Start of EXERCISE INPUT
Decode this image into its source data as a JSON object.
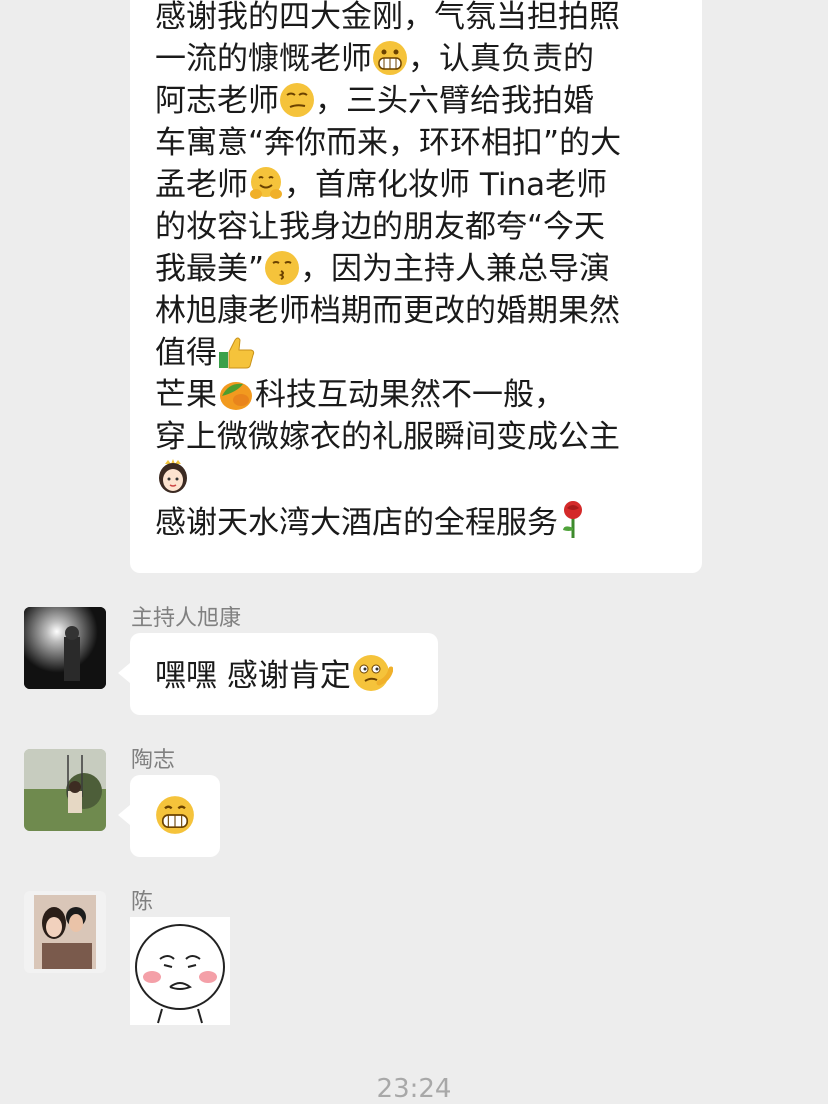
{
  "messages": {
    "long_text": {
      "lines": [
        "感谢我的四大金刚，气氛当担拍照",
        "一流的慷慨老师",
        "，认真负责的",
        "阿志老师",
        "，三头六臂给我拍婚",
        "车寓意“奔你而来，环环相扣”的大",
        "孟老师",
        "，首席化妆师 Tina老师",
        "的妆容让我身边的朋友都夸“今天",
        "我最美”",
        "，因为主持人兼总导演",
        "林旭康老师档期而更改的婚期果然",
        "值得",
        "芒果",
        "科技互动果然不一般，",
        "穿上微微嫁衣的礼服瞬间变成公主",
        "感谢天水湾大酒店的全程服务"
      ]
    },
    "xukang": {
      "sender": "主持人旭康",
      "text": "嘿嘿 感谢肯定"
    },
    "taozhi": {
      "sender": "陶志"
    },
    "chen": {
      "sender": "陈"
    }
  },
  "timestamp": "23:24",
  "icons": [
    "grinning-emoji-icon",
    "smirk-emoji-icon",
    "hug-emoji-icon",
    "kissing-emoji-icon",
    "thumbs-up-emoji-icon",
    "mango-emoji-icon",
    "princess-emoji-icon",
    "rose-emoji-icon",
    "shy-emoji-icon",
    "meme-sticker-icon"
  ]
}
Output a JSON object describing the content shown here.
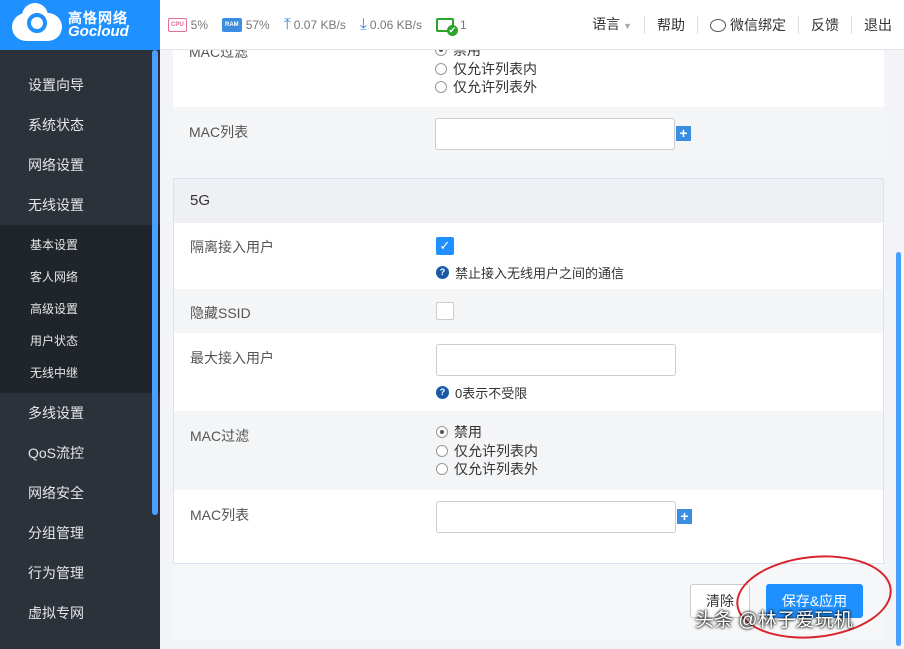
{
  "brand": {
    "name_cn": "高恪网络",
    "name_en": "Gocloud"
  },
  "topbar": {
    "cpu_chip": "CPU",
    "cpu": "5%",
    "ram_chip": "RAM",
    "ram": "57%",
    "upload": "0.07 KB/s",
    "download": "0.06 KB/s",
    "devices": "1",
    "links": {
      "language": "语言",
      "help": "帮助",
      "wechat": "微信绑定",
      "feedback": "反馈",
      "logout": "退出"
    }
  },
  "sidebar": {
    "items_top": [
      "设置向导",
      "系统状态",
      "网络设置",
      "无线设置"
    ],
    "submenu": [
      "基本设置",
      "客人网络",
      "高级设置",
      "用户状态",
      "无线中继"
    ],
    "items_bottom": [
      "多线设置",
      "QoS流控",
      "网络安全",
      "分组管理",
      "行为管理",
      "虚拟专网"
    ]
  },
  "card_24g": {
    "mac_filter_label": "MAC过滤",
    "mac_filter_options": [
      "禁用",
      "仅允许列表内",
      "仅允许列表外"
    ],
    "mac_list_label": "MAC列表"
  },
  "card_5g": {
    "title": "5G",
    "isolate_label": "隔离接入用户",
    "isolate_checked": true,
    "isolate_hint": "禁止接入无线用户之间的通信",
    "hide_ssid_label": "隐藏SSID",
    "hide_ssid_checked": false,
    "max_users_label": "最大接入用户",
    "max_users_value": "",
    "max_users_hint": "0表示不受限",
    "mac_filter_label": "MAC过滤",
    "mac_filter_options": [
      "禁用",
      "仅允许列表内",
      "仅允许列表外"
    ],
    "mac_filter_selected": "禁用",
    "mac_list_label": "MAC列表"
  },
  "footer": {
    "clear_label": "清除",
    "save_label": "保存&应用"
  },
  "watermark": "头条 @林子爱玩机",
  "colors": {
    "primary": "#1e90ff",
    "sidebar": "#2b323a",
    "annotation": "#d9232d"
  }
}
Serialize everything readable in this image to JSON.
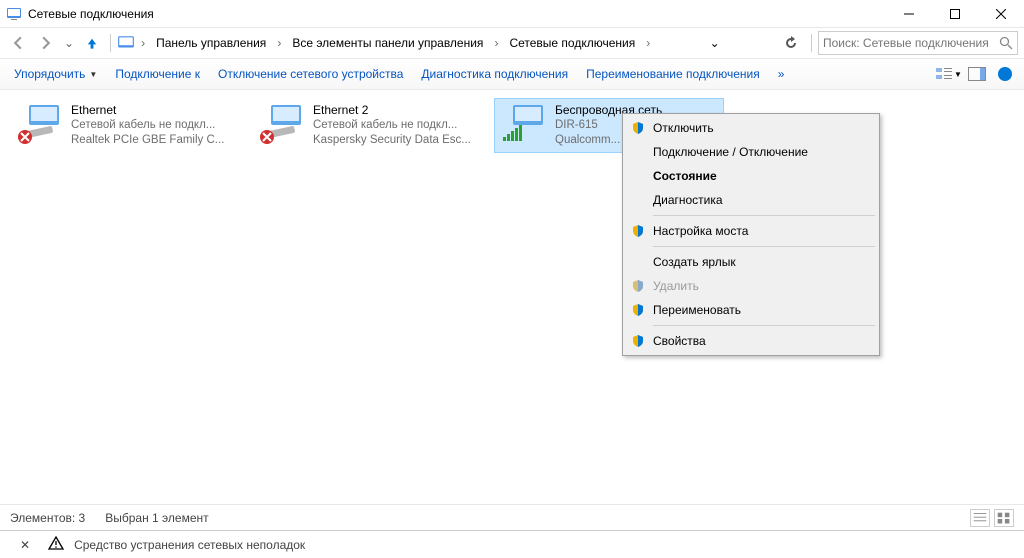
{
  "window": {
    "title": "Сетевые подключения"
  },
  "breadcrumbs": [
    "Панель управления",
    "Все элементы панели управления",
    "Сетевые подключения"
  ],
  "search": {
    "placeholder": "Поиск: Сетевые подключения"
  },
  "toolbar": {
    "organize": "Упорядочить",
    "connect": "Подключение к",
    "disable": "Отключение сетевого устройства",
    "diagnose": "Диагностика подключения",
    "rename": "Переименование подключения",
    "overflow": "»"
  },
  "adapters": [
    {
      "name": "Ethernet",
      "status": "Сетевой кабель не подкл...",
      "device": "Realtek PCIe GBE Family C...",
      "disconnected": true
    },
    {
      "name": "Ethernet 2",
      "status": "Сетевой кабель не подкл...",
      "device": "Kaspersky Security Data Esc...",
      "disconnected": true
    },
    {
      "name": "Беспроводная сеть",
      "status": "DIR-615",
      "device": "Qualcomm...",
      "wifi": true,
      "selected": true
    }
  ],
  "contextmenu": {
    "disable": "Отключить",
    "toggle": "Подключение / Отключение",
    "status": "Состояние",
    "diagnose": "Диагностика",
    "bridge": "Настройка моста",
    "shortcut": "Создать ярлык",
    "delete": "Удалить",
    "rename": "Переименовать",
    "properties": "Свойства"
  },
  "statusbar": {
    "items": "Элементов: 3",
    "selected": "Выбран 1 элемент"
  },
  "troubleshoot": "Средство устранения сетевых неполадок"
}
End of EXERCISE INPUT
▶ _GIVEN PROBLEM_: Go through the records and copy each line with "управления" in it.

▶ _RIGHT ANSWER_:
    "Панель управления",
    "Все элементы панели управления",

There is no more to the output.